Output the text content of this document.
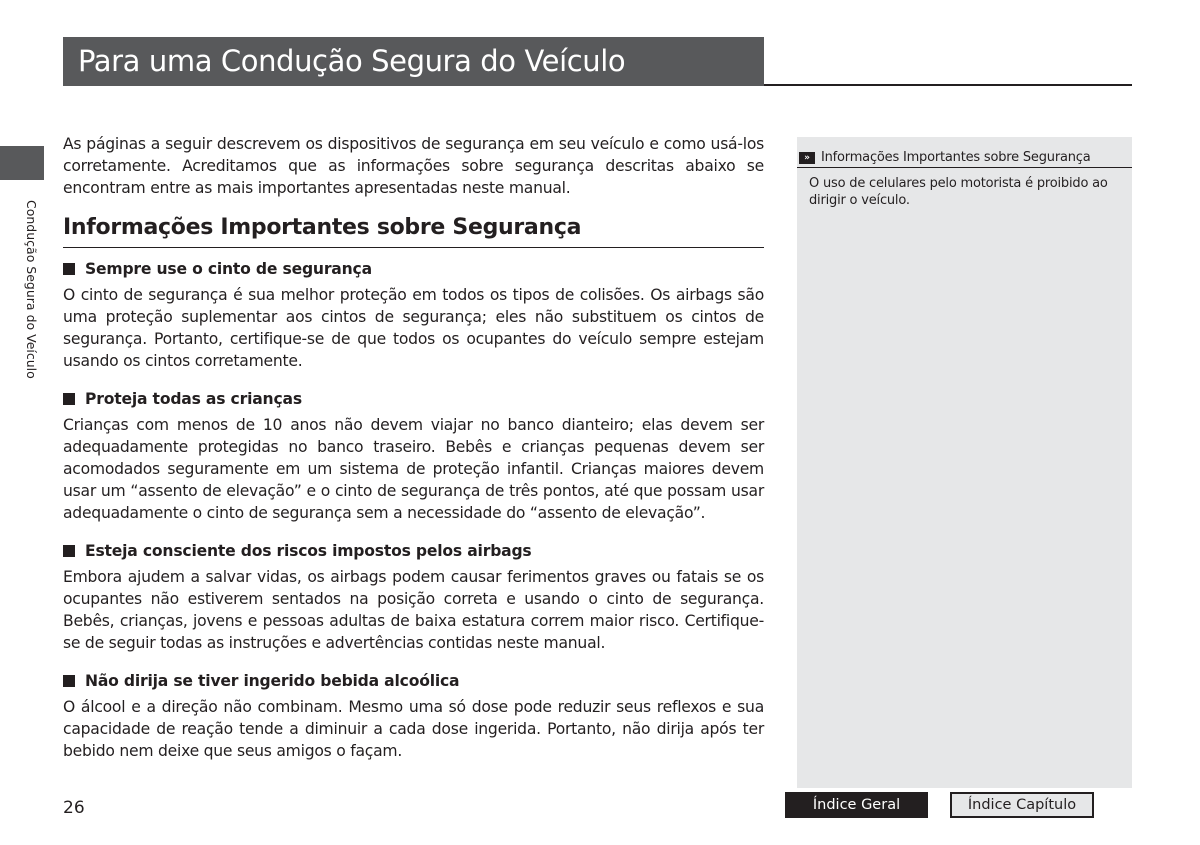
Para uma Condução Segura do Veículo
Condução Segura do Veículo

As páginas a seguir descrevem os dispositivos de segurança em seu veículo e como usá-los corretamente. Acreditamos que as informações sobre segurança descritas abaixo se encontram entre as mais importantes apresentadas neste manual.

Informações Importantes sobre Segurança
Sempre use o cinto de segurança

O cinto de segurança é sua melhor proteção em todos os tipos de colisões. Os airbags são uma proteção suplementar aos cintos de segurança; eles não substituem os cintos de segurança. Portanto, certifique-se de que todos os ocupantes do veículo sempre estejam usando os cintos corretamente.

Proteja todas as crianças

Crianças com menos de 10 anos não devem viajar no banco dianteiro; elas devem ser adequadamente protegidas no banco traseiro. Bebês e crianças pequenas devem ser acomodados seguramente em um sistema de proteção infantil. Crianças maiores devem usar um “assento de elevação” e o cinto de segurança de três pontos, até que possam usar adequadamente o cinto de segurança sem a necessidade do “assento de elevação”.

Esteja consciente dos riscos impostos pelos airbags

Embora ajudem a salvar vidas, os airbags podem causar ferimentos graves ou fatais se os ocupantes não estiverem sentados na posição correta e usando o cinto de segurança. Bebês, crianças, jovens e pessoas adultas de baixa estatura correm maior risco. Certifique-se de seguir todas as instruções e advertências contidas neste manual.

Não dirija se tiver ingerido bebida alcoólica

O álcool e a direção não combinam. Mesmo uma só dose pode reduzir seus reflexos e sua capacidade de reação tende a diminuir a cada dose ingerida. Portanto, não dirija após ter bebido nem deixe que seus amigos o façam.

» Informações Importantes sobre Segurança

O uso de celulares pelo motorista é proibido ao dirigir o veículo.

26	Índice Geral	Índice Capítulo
-*-
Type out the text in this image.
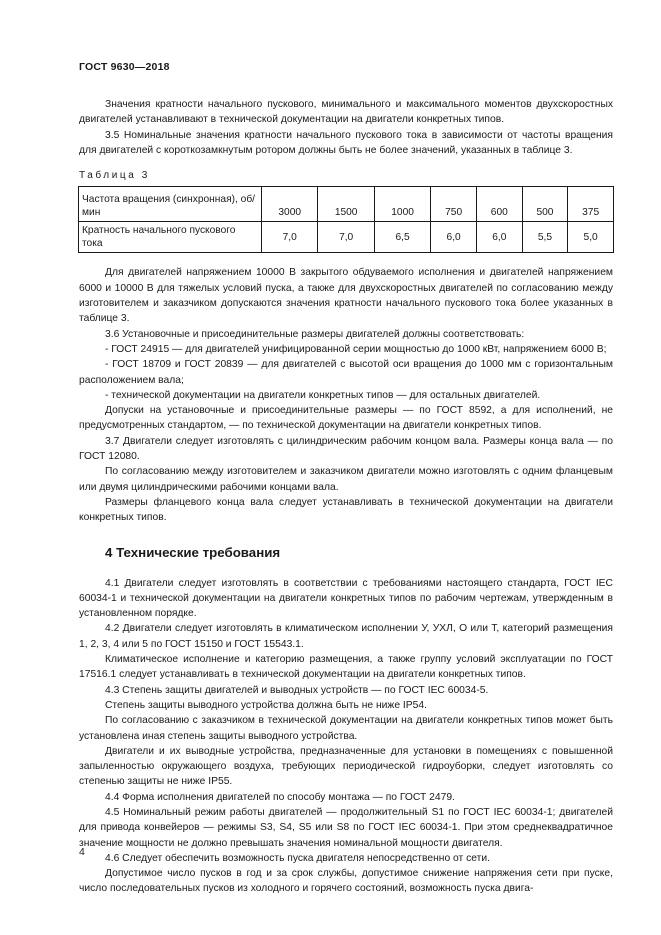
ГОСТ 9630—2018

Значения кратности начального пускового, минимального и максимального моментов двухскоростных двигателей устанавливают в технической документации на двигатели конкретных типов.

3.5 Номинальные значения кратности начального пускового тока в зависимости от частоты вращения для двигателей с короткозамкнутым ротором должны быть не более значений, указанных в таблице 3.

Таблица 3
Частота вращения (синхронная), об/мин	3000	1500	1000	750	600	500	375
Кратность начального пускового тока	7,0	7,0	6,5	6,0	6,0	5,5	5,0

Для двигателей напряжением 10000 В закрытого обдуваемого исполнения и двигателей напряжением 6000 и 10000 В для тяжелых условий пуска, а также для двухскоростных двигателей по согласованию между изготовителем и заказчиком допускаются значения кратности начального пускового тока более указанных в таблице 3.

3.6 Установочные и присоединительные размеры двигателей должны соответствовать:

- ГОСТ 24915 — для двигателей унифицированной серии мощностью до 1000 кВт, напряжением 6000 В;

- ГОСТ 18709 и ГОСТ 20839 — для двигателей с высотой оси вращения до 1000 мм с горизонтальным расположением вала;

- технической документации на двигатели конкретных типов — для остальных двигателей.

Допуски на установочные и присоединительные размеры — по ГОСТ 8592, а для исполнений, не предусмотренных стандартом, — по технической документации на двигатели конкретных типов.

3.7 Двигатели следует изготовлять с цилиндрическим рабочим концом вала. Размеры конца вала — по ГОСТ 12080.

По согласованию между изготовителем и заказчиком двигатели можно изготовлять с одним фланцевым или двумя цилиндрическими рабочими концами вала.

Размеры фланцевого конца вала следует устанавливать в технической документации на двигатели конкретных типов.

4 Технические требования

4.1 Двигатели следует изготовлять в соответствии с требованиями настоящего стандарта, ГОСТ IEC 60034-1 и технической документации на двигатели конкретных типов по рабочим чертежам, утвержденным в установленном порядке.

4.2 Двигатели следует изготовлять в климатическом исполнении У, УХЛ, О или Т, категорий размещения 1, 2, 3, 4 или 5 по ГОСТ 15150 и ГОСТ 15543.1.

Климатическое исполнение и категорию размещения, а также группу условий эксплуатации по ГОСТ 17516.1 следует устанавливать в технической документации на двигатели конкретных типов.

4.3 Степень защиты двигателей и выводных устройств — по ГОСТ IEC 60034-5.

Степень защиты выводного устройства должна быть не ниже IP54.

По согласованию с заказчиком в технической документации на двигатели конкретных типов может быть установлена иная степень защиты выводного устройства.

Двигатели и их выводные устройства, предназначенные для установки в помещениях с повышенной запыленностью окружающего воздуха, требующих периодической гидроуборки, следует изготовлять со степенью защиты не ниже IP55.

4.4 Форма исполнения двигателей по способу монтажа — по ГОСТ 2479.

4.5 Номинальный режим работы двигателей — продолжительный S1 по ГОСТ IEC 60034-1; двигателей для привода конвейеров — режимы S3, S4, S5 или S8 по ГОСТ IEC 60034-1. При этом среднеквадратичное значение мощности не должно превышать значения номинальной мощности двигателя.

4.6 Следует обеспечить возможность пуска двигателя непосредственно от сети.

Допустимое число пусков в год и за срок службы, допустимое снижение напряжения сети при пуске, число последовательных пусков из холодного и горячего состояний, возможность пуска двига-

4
-*-
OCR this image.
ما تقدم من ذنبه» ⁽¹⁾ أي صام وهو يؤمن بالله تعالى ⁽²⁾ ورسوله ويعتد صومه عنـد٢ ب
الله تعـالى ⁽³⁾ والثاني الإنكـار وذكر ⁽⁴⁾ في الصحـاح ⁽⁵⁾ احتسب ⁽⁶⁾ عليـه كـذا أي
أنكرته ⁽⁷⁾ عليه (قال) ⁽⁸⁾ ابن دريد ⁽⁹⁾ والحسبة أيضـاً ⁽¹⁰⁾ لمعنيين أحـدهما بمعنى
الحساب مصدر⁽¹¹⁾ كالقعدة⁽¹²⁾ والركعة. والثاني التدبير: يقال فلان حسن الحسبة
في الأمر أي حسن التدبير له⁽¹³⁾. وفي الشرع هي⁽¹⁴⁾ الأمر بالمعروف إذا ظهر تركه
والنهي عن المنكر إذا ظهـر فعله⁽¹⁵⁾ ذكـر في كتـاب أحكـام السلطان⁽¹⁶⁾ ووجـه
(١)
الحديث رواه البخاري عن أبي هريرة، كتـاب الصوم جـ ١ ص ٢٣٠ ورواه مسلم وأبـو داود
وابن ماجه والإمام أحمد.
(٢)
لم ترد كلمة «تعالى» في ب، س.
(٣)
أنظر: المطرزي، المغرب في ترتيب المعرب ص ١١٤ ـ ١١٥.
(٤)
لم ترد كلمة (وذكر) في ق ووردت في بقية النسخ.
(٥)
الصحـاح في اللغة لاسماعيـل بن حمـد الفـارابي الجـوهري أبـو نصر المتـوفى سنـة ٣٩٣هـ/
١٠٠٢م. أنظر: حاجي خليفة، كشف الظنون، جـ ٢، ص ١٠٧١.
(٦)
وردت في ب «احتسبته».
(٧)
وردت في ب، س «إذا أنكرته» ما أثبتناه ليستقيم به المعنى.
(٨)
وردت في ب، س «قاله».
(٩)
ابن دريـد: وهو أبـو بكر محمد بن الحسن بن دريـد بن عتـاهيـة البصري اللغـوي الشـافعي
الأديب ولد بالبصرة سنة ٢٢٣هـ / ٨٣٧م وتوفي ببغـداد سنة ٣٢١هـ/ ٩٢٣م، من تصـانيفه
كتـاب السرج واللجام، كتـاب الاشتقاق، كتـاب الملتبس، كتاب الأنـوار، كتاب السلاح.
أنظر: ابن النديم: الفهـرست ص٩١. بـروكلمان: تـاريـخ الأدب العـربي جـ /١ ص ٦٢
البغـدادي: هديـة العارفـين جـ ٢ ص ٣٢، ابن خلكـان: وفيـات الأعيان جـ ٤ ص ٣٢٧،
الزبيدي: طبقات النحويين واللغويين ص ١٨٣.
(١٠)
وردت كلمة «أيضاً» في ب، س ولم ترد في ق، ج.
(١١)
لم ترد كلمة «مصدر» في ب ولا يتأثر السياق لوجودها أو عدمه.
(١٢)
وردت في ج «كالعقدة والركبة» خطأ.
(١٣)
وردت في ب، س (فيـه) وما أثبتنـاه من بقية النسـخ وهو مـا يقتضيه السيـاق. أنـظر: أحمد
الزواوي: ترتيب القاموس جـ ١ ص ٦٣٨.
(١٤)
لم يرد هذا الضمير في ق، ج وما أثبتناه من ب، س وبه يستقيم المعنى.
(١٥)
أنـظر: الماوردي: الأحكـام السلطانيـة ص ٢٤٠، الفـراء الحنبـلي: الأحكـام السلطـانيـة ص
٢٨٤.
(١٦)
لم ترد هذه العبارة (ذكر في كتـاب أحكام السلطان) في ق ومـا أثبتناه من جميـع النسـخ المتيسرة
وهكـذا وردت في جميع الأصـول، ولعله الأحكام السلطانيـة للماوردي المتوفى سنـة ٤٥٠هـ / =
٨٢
-*-
> TASK STATEMENT: Look through the material above and pick out each line holding the word "التدبير".

> RESPONSE TO THE EXERCISE:
الحساب مصدر⁽¹¹⁾ كالقعدة⁽¹²⁾ والركعة. والثاني التدبير: يقال فلان حسن الحسبة
في الأمر أي حسن التدبير له⁽¹³⁾. وفي الشرع هي⁽¹⁴⁾ الأمر بالمعروف إذا ظهر تركه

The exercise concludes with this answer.